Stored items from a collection

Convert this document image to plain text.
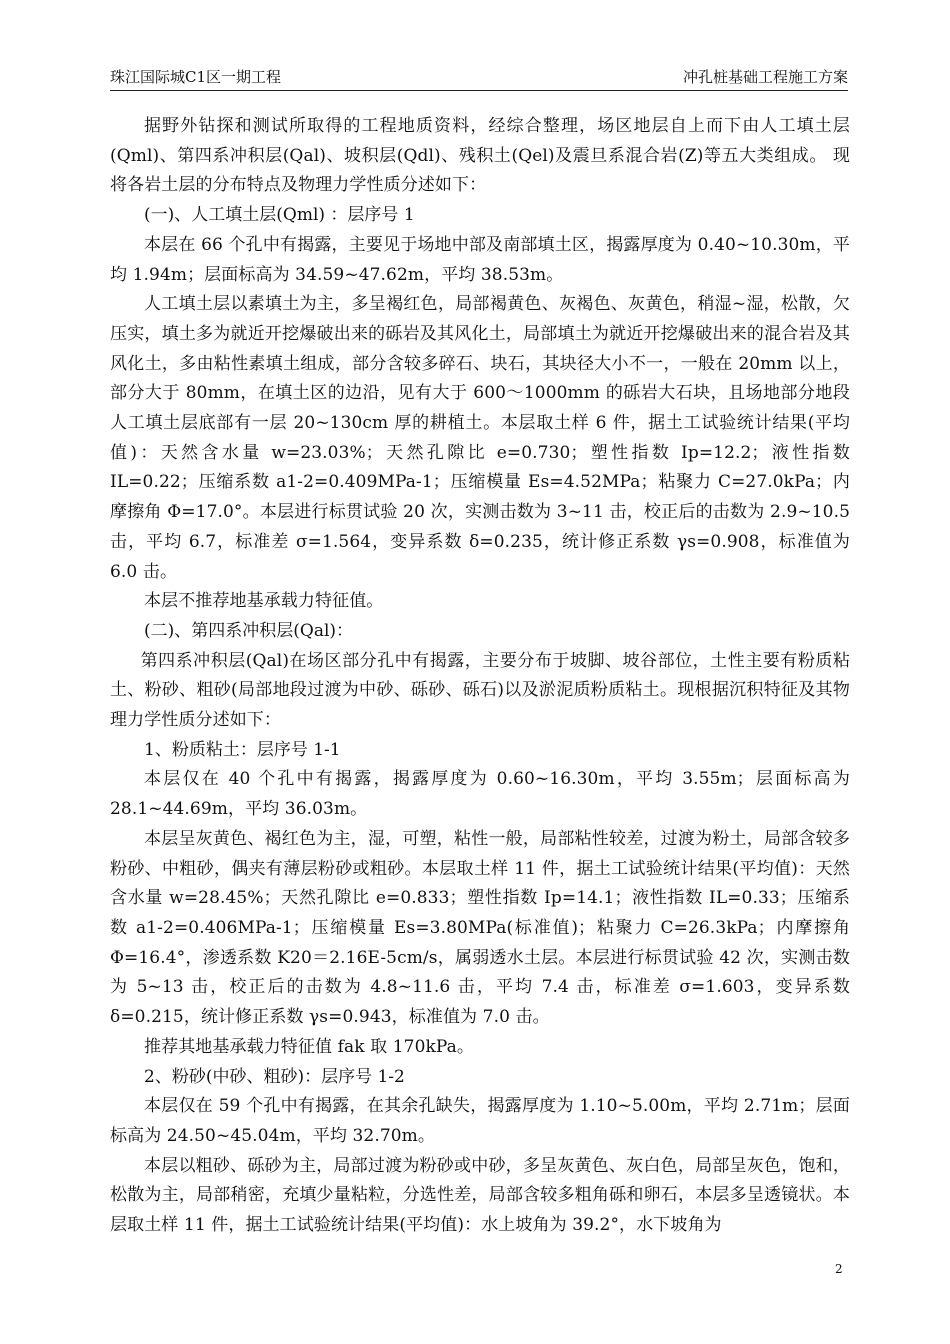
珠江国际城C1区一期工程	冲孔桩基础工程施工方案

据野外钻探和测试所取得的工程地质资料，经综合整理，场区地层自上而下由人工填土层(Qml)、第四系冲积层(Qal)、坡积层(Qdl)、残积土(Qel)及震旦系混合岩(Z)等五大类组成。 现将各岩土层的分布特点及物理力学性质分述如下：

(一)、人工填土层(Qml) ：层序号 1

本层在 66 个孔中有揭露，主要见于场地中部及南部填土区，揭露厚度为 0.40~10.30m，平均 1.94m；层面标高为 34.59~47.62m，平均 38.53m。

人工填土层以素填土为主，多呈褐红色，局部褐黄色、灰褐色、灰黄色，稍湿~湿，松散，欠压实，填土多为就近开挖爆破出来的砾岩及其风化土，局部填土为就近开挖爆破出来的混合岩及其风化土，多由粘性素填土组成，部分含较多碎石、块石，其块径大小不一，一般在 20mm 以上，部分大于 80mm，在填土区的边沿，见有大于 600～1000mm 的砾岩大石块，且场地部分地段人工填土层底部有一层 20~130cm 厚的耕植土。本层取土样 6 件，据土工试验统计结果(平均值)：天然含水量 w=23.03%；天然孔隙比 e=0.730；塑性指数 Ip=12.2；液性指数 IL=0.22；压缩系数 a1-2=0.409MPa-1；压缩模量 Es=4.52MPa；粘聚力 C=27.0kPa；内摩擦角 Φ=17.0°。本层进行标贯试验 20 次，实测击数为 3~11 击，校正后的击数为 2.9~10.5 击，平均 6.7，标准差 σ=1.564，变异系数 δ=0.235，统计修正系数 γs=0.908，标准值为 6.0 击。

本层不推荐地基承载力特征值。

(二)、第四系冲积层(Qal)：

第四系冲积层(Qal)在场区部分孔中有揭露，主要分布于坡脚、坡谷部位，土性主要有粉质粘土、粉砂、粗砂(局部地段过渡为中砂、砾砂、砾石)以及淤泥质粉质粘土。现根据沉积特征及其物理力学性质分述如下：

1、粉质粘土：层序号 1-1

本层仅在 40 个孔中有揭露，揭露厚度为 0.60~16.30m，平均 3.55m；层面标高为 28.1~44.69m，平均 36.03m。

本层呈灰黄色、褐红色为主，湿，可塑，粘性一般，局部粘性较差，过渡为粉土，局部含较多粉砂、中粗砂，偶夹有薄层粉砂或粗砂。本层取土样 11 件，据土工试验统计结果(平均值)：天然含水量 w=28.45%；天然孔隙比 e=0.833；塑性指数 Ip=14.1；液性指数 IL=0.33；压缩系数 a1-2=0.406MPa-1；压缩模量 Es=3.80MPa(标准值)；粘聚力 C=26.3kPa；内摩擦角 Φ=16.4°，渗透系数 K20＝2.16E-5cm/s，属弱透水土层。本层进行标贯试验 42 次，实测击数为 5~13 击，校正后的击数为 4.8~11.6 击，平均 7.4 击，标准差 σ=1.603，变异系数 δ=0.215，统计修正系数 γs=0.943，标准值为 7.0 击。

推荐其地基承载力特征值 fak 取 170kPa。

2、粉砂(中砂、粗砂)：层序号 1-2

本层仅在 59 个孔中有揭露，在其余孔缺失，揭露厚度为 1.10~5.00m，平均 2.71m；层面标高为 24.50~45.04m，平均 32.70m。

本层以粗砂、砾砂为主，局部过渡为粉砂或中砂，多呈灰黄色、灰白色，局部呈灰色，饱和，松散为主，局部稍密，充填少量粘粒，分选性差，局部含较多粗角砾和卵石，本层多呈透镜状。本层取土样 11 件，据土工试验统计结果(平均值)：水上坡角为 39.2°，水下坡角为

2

...

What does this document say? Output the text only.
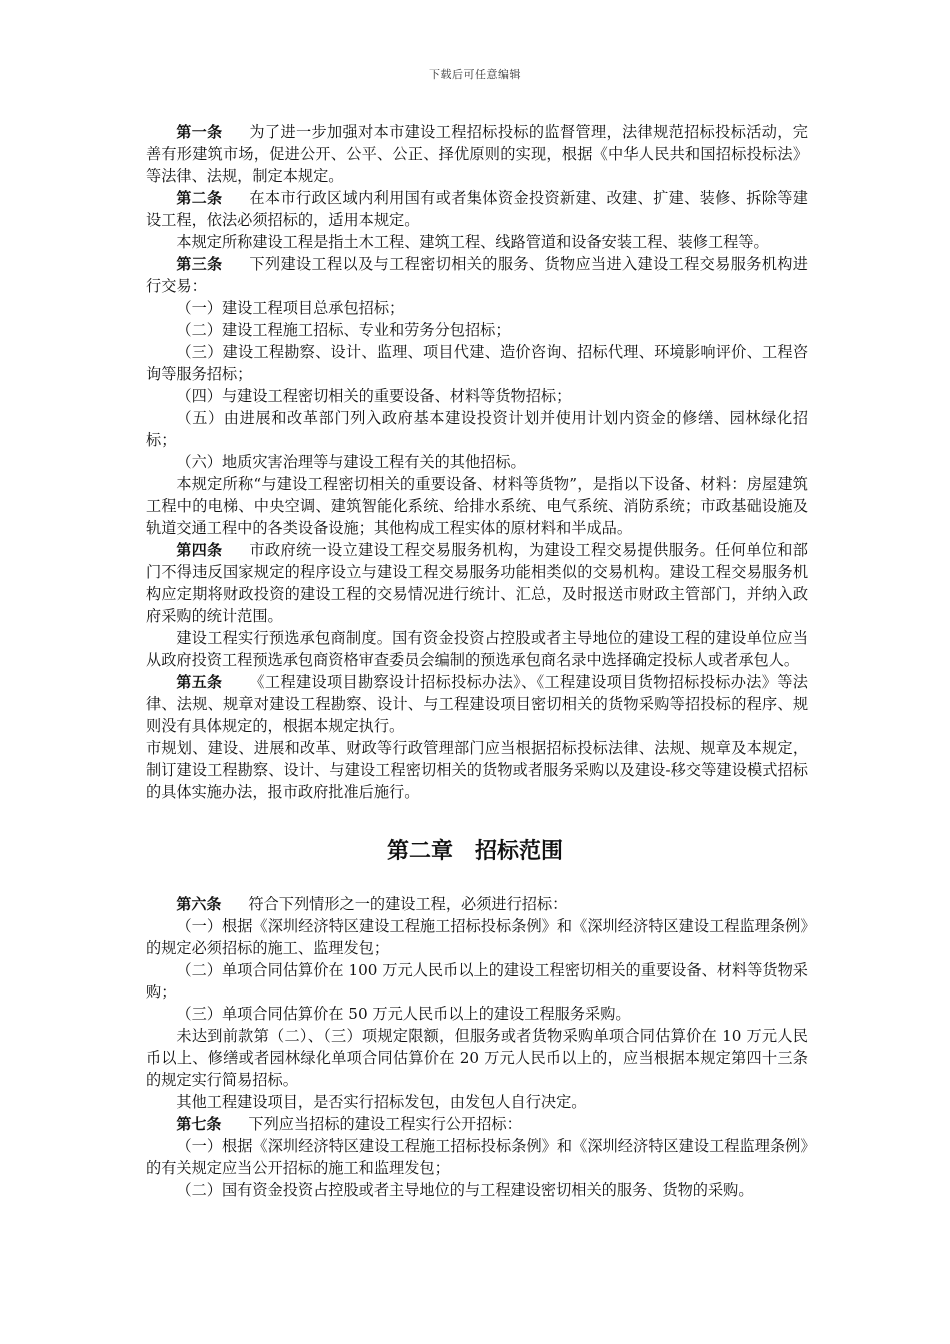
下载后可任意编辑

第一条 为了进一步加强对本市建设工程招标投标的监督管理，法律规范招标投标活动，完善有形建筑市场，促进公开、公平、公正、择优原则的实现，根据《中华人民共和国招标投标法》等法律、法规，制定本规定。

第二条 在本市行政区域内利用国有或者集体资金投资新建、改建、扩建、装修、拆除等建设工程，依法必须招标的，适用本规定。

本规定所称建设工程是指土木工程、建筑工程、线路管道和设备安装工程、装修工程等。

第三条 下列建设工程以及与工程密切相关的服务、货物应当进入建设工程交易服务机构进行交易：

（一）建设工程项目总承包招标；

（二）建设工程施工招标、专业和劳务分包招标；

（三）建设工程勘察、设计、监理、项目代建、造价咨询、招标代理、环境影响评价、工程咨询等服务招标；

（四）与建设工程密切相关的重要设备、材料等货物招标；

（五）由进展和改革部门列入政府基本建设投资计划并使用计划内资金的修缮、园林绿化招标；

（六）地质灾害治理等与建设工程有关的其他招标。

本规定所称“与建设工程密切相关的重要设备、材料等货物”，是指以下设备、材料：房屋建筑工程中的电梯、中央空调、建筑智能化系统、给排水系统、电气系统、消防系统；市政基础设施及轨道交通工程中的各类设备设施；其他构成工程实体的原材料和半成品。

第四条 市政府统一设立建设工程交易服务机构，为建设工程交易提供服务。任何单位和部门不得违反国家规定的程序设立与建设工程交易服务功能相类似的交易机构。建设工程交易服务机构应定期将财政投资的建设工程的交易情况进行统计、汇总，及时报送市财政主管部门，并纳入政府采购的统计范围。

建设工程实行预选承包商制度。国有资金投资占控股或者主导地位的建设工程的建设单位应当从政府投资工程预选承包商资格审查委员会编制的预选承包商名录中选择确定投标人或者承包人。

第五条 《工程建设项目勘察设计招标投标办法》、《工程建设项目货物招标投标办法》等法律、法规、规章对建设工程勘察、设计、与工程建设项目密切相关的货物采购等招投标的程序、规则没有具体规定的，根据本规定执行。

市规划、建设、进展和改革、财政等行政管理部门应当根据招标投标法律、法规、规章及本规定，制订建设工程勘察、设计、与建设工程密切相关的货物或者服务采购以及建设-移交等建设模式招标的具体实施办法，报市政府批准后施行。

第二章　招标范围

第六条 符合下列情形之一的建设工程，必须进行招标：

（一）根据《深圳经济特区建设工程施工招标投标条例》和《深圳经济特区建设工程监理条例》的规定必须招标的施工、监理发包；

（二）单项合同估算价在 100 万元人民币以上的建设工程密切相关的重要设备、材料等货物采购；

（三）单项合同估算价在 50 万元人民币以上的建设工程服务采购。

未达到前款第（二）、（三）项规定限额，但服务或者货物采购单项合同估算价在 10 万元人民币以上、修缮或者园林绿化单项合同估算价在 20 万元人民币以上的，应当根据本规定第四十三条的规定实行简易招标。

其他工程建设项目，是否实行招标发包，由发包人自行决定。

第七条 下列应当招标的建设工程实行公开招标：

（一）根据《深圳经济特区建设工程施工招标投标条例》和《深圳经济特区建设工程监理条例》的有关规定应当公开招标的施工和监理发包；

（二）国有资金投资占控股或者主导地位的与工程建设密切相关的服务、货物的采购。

...

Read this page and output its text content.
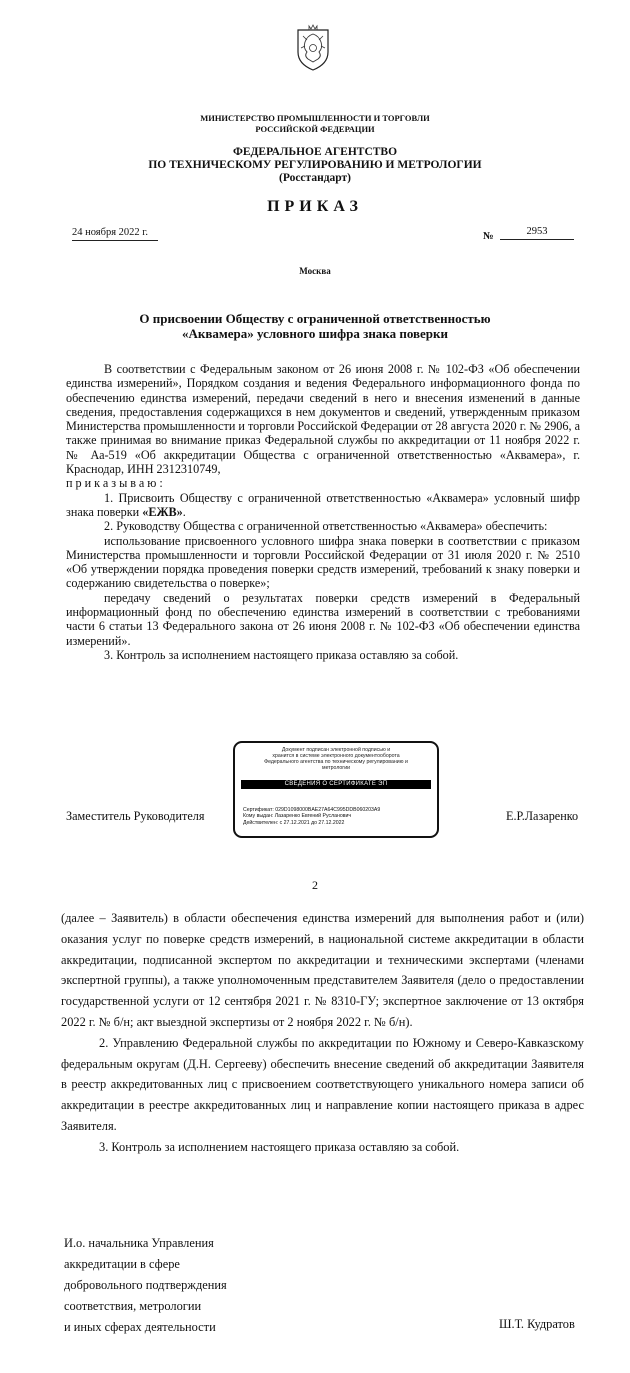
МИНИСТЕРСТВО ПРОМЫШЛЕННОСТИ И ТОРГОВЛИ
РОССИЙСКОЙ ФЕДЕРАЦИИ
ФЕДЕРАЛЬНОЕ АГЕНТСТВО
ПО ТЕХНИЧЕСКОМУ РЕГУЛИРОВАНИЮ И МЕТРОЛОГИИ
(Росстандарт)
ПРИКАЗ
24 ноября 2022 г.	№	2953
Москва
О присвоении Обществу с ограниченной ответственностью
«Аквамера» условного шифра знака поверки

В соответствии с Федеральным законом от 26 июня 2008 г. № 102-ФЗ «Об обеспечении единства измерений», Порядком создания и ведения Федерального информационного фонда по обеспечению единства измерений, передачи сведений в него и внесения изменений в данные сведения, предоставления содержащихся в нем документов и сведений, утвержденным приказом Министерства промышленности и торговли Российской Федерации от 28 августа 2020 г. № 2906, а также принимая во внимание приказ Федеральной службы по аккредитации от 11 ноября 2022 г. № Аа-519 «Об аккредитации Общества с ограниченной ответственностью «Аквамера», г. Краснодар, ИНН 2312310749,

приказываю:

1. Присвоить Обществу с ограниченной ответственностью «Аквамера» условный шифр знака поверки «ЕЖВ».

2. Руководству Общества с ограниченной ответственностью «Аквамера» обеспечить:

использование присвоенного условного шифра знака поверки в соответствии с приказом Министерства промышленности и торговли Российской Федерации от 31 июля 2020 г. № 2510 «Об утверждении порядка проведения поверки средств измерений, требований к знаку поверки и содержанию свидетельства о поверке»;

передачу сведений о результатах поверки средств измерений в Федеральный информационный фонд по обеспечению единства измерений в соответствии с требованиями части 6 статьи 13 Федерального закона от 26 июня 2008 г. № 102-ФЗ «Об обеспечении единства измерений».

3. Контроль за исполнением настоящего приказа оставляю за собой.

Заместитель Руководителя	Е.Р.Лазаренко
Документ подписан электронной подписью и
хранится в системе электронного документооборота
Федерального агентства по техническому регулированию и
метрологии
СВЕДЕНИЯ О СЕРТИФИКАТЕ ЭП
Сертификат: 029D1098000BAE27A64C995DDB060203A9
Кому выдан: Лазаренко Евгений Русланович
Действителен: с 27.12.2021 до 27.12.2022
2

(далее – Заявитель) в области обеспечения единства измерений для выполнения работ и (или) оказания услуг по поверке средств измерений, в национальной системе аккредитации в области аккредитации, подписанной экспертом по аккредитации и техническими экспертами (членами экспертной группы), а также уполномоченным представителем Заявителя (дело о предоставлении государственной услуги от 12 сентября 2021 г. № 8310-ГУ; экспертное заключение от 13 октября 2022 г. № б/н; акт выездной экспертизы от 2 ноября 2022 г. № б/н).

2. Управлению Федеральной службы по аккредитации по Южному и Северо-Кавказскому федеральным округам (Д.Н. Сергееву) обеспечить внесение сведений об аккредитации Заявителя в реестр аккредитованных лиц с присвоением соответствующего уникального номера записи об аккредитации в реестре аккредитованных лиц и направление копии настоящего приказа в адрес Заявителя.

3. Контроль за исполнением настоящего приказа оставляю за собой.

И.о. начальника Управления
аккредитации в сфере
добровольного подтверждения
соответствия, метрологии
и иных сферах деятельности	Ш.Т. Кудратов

• [TASK] Copy each line in the data that holds the word "统计修正系数".

• [WRITTEN SOLUTION]
人工填土层以素填土为主，多呈褐红色，局部褐黄色、灰褐色、灰黄色，稍湿~湿，松散，欠压实，填土多为就近开挖爆破出来的砾岩及其风化土，局部填土为就近开挖爆破出来的混合岩及其风化土，多由粘性素填土组成，部分含较多碎石、块石，其块径大小不一，一般在 20mm 以上，部分大于 80mm，在填土区的边沿，见有大于 600～1000mm 的砾岩大石块，且场地部分地段人工填土层底部有一层 20~130cm 厚的耕植土。本层取土样 6 件，据土工试验统计结果(平均值)：天然含水量 w=23.03%；天然孔隙比 e=0.730；塑性指数 Ip=12.2；液性指数 IL=0.22；压缩系数 a1-2=0.409MPa-1；压缩模量 Es=4.52MPa；粘聚力 C=27.0kPa；内摩擦角 Φ=17.0°。本层进行标贯试验 20 次，实测击数为 3~11 击，校正后的击数为 2.9~10.5 击，平均 6.7，标准差 σ=1.564，变异系数 δ=0.235，统计修正系数 γs=0.908，标准值为 6.0 击。
本层呈灰黄色、褐红色为主，湿，可塑，粘性一般，局部粘性较差，过渡为粉土，局部含较多粉砂、中粗砂，偶夹有薄层粉砂或粗砂。本层取土样 11 件，据土工试验统计结果(平均值)：天然含水量 w=28.45%；天然孔隙比 e=0.833；塑性指数 Ip=14.1；液性指数 IL=0.33；压缩系数 a1-2=0.406MPa-1；压缩模量 Es=3.80MPa(标准值)；粘聚力 C=26.3kPa；内摩擦角 Φ=16.4°，渗透系数 K20＝2.16E-5cm/s，属弱透水土层。本层进行标贯试验 42 次，实测击数为 5~13 击，校正后的击数为 4.8~11.6 击，平均 7.4 击，标准差 σ=1.603，变异系数 δ=0.215，统计修正系数 γs=0.943，标准值为 7.0 击。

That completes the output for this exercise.